Reproduce the listing that follows with no differences at all.

---+---

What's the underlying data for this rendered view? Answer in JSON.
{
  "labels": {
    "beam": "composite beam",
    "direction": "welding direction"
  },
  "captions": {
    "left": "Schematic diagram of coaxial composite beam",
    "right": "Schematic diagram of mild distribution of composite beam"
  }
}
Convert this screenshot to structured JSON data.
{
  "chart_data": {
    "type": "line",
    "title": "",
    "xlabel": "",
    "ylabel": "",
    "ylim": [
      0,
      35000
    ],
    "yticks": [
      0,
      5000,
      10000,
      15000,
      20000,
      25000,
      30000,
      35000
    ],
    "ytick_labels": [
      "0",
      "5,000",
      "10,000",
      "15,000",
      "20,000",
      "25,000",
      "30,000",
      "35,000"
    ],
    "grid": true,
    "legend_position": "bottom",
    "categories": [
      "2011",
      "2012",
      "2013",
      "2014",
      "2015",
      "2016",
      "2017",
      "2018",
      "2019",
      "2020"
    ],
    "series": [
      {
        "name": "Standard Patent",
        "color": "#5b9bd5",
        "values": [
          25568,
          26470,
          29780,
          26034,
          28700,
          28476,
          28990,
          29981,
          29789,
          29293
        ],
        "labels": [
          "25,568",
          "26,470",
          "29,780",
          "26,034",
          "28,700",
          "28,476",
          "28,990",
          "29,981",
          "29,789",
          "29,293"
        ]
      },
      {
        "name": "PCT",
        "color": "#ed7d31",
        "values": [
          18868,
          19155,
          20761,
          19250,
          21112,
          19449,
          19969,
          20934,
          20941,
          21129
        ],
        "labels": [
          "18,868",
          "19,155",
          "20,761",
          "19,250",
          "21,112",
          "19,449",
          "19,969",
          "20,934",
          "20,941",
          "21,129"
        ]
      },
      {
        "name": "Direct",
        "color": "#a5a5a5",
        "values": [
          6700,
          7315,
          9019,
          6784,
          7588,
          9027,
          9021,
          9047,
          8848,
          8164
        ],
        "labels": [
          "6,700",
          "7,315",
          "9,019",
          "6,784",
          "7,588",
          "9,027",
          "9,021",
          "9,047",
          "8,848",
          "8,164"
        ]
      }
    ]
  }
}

---+---

RESPONSE:
What's the underlying data for this rendered view? Answer in JSON.
{
  "labels": {
    "beam": "composite beam",
    "direction": "welding direction"
  },
  "captions": {
    "left": "Schematic diagram of coaxial composite beam",
    "right": "Schematic diagram of mild distribution of composite beam"
  }
}
Convert this screenshot to structured JSON data.
{
  "chart_data": {
    "type": "line",
    "title": "",
    "xlabel": "",
    "ylabel": "",
    "ylim": [
      0,
      35000
    ],
    "yticks": [
      0,
      5000,
      10000,
      15000,
      20000,
      25000,
      30000,
      35000
    ],
    "ytick_labels": [
      "0",
      "5,000",
      "10,000",
      "15,000",
      "20,000",
      "25,000",
      "30,000",
      "35,000"
    ],
    "grid": true,
    "legend_position": "bottom",
    "categories": [
      "2011",
      "2012",
      "2013",
      "2014",
      "2015",
      "2016",
      "2017",
      "2018",
      "2019",
      "2020"
    ],
    "series": [
      {
        "name": "Standard Patent",
        "color": "#5b9bd5",
        "values": [
          25568,
          26470,
          29780,
          26034,
          28700,
          28476,
          28990,
          29981,
          29789,
          29293
        ],
        "labels": [
          "25,568",
          "26,470",
          "29,780",
          "26,034",
          "28,700",
          "28,476",
          "28,990",
          "29,981",
          "29,789",
          "29,293"
        ]
      },
      {
        "name": "PCT",
        "color": "#ed7d31",
        "values": [
          18868,
          19155,
          20761,
          19250,
          21112,
          19449,
          19969,
          20934,
          20941,
          21129
        ],
        "labels": [
          "18,868",
          "19,155",
          "20,761",
          "19,250",
          "21,112",
          "19,449",
          "19,969",
          "20,934",
          "20,941",
          "21,129"
        ]
      },
      {
        "name": "Direct",
        "color": "#a5a5a5",
        "values": [
          6700,
          7315,
          9019,
          6784,
          7588,
          9027,
          9021,
          9047,
          8848,
          8164
        ],
        "labels": [
          "6,700",
          "7,315",
          "9,019",
          "6,784",
          "7,588",
          "9,027",
          "9,021",
          "9,047",
          "8,848",
          "8,164"
        ]
      }
    ]
  }
}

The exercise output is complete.